Filter the records for lines holding the string "округе".

★ ★ ★

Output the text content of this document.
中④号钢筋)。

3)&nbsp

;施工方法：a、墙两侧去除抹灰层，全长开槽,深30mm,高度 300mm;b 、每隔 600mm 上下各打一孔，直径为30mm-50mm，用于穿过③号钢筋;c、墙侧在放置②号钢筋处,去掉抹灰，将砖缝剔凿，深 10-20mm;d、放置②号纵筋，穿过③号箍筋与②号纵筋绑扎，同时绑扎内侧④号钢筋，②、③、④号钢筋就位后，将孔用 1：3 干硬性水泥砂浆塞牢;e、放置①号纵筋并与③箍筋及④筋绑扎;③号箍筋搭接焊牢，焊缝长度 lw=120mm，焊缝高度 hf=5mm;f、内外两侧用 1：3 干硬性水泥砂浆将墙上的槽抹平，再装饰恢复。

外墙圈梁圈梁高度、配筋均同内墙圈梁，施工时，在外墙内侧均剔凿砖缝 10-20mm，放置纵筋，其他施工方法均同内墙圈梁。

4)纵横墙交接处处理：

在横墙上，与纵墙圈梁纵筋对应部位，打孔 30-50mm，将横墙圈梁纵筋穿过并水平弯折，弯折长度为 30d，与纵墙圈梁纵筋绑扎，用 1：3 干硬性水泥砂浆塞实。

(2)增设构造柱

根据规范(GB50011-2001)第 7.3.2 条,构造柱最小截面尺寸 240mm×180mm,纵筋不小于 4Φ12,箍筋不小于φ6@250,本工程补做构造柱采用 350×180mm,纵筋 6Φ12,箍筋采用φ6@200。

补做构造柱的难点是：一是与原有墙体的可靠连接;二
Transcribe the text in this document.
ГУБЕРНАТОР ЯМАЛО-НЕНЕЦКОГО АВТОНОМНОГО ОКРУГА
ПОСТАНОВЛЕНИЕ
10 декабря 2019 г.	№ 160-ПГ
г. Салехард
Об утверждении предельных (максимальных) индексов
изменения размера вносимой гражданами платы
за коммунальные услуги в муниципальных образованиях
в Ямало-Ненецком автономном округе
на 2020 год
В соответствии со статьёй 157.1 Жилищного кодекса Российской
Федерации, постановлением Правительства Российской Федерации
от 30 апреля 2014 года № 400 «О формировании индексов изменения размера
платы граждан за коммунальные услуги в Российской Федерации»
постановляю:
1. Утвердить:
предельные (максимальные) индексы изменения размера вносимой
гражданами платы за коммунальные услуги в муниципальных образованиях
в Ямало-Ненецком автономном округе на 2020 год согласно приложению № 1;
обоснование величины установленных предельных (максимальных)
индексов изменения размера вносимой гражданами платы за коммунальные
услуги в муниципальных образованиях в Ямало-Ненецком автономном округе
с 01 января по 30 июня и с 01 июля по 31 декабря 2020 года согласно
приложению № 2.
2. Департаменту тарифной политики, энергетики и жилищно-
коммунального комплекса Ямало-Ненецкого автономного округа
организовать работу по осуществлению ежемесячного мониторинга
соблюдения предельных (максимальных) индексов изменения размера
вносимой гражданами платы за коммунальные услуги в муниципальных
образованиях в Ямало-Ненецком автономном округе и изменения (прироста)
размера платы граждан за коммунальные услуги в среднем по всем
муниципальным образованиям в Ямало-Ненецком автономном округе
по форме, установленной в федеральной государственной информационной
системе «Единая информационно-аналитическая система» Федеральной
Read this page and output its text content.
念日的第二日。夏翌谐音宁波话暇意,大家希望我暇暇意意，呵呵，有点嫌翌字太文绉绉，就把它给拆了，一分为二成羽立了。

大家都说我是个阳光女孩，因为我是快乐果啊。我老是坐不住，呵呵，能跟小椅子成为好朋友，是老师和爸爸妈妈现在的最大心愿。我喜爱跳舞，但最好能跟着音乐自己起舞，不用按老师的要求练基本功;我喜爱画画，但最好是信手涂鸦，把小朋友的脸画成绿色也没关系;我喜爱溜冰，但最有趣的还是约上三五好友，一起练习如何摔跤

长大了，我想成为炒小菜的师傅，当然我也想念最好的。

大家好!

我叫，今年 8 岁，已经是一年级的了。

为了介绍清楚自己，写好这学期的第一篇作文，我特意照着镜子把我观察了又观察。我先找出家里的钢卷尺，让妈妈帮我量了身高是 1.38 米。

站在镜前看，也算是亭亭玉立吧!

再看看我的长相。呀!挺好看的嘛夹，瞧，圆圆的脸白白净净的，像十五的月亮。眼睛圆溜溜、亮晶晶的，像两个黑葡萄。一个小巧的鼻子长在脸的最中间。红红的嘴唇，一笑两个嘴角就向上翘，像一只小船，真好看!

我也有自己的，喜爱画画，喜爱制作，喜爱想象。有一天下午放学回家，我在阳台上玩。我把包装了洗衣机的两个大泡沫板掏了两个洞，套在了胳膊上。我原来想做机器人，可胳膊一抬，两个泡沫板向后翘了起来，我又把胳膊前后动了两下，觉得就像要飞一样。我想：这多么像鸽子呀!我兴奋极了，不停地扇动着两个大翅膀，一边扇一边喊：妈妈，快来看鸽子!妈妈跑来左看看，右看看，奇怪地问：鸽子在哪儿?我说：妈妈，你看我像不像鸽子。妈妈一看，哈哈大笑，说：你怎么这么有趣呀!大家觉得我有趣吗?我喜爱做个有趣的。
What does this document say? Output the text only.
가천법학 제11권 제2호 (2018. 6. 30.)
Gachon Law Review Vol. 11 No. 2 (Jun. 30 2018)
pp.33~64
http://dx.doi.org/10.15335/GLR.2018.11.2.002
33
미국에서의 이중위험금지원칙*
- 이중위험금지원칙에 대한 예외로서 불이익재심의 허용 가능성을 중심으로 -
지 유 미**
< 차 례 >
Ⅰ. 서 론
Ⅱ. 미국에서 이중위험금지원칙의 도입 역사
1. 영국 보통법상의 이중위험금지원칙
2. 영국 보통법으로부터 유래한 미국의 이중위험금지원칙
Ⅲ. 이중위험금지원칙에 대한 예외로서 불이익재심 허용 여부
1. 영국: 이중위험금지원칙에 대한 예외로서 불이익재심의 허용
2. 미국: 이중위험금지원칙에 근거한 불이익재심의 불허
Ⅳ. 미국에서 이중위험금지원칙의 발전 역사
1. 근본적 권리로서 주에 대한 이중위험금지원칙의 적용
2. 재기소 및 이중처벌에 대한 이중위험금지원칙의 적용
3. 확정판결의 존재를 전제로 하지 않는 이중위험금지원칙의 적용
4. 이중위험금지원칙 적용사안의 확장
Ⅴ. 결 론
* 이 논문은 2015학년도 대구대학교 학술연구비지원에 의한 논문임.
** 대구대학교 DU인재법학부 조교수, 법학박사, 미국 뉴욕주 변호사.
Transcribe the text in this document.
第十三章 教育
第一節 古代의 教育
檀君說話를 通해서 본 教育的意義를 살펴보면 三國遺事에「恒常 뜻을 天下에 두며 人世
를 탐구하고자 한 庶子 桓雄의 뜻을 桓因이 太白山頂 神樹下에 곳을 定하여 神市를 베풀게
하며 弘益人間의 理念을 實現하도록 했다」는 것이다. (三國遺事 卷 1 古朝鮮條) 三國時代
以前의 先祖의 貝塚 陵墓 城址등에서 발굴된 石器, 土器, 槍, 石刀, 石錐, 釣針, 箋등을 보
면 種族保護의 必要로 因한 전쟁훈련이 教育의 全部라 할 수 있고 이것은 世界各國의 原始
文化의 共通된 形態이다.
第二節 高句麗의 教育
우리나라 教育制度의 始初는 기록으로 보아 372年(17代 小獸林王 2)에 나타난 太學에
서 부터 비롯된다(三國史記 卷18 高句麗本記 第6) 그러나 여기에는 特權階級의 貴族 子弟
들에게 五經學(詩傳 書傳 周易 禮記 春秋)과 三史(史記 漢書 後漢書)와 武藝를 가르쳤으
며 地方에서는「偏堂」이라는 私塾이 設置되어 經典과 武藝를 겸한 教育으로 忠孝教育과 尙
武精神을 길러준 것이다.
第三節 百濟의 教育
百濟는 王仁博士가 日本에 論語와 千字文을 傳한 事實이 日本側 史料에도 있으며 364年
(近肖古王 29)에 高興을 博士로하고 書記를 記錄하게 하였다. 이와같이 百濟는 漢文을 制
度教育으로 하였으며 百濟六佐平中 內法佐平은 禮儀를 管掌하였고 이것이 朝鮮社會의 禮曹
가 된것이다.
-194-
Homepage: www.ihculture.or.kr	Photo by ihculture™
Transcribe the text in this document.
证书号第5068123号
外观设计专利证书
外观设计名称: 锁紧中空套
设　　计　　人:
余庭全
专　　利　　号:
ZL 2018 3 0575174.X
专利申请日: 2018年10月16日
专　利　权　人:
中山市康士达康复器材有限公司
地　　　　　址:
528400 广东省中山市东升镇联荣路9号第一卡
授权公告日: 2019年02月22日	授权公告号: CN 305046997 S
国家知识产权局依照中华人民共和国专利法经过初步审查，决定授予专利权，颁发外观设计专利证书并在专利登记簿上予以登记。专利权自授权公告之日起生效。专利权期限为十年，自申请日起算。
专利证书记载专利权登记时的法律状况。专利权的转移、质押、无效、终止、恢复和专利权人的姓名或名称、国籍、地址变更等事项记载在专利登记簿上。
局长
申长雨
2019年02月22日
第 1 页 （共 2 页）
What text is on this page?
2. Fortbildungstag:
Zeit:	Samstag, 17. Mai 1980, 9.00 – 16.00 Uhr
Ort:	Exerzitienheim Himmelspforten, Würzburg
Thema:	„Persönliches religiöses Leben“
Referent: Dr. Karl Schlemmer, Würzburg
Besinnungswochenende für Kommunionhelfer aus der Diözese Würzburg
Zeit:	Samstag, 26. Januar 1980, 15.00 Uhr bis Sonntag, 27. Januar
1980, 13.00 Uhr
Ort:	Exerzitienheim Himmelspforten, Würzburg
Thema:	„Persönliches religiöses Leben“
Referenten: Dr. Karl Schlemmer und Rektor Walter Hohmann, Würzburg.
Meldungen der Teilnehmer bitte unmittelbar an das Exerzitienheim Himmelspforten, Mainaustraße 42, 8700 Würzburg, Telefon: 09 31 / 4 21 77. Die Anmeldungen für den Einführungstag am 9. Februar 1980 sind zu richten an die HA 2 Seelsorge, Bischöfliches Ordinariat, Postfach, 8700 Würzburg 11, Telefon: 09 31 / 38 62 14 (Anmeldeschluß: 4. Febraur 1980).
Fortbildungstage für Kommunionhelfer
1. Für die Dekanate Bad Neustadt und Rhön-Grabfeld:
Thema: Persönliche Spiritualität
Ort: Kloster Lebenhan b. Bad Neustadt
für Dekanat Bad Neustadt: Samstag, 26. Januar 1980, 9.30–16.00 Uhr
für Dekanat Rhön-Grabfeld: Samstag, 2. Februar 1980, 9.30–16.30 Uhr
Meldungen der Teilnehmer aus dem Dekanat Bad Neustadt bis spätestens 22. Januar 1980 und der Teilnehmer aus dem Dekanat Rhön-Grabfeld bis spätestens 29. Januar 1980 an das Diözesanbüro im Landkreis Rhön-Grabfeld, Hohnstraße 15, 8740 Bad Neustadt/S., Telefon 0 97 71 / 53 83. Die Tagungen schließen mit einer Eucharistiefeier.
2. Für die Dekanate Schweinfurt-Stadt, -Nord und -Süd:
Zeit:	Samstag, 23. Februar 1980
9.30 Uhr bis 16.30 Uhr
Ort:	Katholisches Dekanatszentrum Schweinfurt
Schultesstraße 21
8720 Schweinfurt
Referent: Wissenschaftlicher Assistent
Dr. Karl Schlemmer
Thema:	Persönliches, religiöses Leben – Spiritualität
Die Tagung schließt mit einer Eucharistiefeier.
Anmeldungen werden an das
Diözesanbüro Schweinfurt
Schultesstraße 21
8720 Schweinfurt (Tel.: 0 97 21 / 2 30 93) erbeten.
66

★ ★ ★

__CORRECT ANSWER__.
в Ямало-Ненецком автономном округе
в Ямало-Ненецком автономном округе на 2020 год согласно приложению № 1;
услуги в муниципальных образованиях в Ямало-Ненецком автономном округе
образованиях в Ямало-Ненецком автономном округе и изменения (прироста)
муниципальным образованиям в Ямало-Ненецком автономном округе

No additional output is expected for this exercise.